Write out all the data again, exactly as it stands.

* DATASET EXTRACT:
================================
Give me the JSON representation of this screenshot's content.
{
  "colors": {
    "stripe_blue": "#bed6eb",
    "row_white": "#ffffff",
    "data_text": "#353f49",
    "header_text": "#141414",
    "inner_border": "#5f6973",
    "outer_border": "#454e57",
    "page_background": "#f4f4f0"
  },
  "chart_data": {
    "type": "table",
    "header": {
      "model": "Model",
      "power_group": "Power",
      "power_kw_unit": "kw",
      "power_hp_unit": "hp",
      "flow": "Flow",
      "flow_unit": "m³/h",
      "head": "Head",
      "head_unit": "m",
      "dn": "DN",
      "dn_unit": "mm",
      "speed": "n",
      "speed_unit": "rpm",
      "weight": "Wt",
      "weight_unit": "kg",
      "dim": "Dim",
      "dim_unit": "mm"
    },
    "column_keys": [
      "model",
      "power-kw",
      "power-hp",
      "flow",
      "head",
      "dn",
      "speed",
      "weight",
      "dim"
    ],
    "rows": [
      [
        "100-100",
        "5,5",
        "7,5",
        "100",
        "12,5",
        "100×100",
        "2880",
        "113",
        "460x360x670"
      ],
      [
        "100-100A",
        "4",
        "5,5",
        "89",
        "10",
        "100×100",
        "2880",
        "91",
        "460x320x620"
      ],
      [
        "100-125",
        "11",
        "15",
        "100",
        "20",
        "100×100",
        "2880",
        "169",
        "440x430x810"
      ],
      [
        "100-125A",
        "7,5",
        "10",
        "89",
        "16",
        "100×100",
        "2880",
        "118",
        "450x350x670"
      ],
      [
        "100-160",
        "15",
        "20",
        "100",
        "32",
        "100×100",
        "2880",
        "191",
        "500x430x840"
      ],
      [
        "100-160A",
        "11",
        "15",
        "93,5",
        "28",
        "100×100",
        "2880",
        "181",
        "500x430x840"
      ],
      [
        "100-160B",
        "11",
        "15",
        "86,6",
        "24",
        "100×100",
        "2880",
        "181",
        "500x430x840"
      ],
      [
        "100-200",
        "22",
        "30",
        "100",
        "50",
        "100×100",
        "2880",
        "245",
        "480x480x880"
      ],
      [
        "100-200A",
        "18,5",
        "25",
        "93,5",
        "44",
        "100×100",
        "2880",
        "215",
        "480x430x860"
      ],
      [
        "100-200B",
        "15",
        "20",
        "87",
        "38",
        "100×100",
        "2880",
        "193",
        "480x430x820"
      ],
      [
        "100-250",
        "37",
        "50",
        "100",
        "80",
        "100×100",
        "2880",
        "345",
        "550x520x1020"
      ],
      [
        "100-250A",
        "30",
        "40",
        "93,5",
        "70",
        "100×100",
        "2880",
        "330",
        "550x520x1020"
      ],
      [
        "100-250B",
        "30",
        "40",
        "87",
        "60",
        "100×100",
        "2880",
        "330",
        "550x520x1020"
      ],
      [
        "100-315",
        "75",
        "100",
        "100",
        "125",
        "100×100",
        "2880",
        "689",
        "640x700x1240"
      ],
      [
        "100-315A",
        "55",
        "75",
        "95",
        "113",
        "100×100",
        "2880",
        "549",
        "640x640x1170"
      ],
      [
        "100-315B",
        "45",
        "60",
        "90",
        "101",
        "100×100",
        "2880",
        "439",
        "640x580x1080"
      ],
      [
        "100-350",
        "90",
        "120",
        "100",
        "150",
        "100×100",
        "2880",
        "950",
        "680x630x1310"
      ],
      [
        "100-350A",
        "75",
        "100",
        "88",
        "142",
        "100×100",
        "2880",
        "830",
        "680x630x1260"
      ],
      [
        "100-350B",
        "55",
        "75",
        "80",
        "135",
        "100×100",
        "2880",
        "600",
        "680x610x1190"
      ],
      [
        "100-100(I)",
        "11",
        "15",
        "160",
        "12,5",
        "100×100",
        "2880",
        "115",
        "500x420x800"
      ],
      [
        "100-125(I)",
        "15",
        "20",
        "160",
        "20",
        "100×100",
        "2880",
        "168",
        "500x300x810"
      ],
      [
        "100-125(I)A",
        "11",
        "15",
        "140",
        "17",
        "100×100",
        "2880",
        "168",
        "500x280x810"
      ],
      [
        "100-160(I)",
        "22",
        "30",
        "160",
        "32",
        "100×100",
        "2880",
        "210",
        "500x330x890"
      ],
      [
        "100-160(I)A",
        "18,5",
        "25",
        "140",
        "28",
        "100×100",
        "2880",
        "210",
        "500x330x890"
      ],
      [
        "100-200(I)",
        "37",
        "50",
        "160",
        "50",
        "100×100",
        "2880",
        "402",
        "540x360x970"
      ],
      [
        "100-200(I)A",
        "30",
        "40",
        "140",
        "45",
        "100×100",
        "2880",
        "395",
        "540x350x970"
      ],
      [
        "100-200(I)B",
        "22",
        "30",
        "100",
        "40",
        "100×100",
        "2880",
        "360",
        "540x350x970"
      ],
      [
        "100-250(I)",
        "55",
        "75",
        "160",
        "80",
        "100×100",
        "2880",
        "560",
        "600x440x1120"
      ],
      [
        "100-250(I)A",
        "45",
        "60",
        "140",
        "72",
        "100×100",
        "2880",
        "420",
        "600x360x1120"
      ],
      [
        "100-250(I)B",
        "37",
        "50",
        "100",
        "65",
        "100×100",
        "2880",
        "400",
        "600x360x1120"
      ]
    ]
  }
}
================================
* FULL RESPONSE:
Give me the JSON representation of this screenshot's content.
{
  "colors": {
    "stripe_blue": "#bed6eb",
    "row_white": "#ffffff",
    "data_text": "#353f49",
    "header_text": "#141414",
    "inner_border": "#5f6973",
    "outer_border": "#454e57",
    "page_background": "#f4f4f0"
  },
  "chart_data": {
    "type": "table",
    "header": {
      "model": "Model",
      "power_group": "Power",
      "power_kw_unit": "kw",
      "power_hp_unit": "hp",
      "flow": "Flow",
      "flow_unit": "m³/h",
      "head": "Head",
      "head_unit": "m",
      "dn": "DN",
      "dn_unit": "mm",
      "speed": "n",
      "speed_unit": "rpm",
      "weight": "Wt",
      "weight_unit": "kg",
      "dim": "Dim",
      "dim_unit": "mm"
    },
    "column_keys": [
      "model",
      "power-kw",
      "power-hp",
      "flow",
      "head",
      "dn",
      "speed",
      "weight",
      "dim"
    ],
    "rows": [
      [
        "100-100",
        "5,5",
        "7,5",
        "100",
        "12,5",
        "100×100",
        "2880",
        "113",
        "460x360x670"
      ],
      [
        "100-100A",
        "4",
        "5,5",
        "89",
        "10",
        "100×100",
        "2880",
        "91",
        "460x320x620"
      ],
      [
        "100-125",
        "11",
        "15",
        "100",
        "20",
        "100×100",
        "2880",
        "169",
        "440x430x810"
      ],
      [
        "100-125A",
        "7,5",
        "10",
        "89",
        "16",
        "100×100",
        "2880",
        "118",
        "450x350x670"
      ],
      [
        "100-160",
        "15",
        "20",
        "100",
        "32",
        "100×100",
        "2880",
        "191",
        "500x430x840"
      ],
      [
        "100-160A",
        "11",
        "15",
        "93,5",
        "28",
        "100×100",
        "2880",
        "181",
        "500x430x840"
      ],
      [
        "100-160B",
        "11",
        "15",
        "86,6",
        "24",
        "100×100",
        "2880",
        "181",
        "500x430x840"
      ],
      [
        "100-200",
        "22",
        "30",
        "100",
        "50",
        "100×100",
        "2880",
        "245",
        "480x480x880"
      ],
      [
        "100-200A",
        "18,5",
        "25",
        "93,5",
        "44",
        "100×100",
        "2880",
        "215",
        "480x430x860"
      ],
      [
        "100-200B",
        "15",
        "20",
        "87",
        "38",
        "100×100",
        "2880",
        "193",
        "480x430x820"
      ],
      [
        "100-250",
        "37",
        "50",
        "100",
        "80",
        "100×100",
        "2880",
        "345",
        "550x520x1020"
      ],
      [
        "100-250A",
        "30",
        "40",
        "93,5",
        "70",
        "100×100",
        "2880",
        "330",
        "550x520x1020"
      ],
      [
        "100-250B",
        "30",
        "40",
        "87",
        "60",
        "100×100",
        "2880",
        "330",
        "550x520x1020"
      ],
      [
        "100-315",
        "75",
        "100",
        "100",
        "125",
        "100×100",
        "2880",
        "689",
        "640x700x1240"
      ],
      [
        "100-315A",
        "55",
        "75",
        "95",
        "113",
        "100×100",
        "2880",
        "549",
        "640x640x1170"
      ],
      [
        "100-315B",
        "45",
        "60",
        "90",
        "101",
        "100×100",
        "2880",
        "439",
        "640x580x1080"
      ],
      [
        "100-350",
        "90",
        "120",
        "100",
        "150",
        "100×100",
        "2880",
        "950",
        "680x630x1310"
      ],
      [
        "100-350A",
        "75",
        "100",
        "88",
        "142",
        "100×100",
        "2880",
        "830",
        "680x630x1260"
      ],
      [
        "100-350B",
        "55",
        "75",
        "80",
        "135",
        "100×100",
        "2880",
        "600",
        "680x610x1190"
      ],
      [
        "100-100(I)",
        "11",
        "15",
        "160",
        "12,5",
        "100×100",
        "2880",
        "115",
        "500x420x800"
      ],
      [
        "100-125(I)",
        "15",
        "20",
        "160",
        "20",
        "100×100",
        "2880",
        "168",
        "500x300x810"
      ],
      [
        "100-125(I)A",
        "11",
        "15",
        "140",
        "17",
        "100×100",
        "2880",
        "168",
        "500x280x810"
      ],
      [
        "100-160(I)",
        "22",
        "30",
        "160",
        "32",
        "100×100",
        "2880",
        "210",
        "500x330x890"
      ],
      [
        "100-160(I)A",
        "18,5",
        "25",
        "140",
        "28",
        "100×100",
        "2880",
        "210",
        "500x330x890"
      ],
      [
        "100-200(I)",
        "37",
        "50",
        "160",
        "50",
        "100×100",
        "2880",
        "402",
        "540x360x970"
      ],
      [
        "100-200(I)A",
        "30",
        "40",
        "140",
        "45",
        "100×100",
        "2880",
        "395",
        "540x350x970"
      ],
      [
        "100-200(I)B",
        "22",
        "30",
        "100",
        "40",
        "100×100",
        "2880",
        "360",
        "540x350x970"
      ],
      [
        "100-250(I)",
        "55",
        "75",
        "160",
        "80",
        "100×100",
        "2880",
        "560",
        "600x440x1120"
      ],
      [
        "100-250(I)A",
        "45",
        "60",
        "140",
        "72",
        "100×100",
        "2880",
        "420",
        "600x360x1120"
      ],
      [
        "100-250(I)B",
        "37",
        "50",
        "100",
        "65",
        "100×100",
        "2880",
        "400",
        "600x360x1120"
      ]
    ]
  }
}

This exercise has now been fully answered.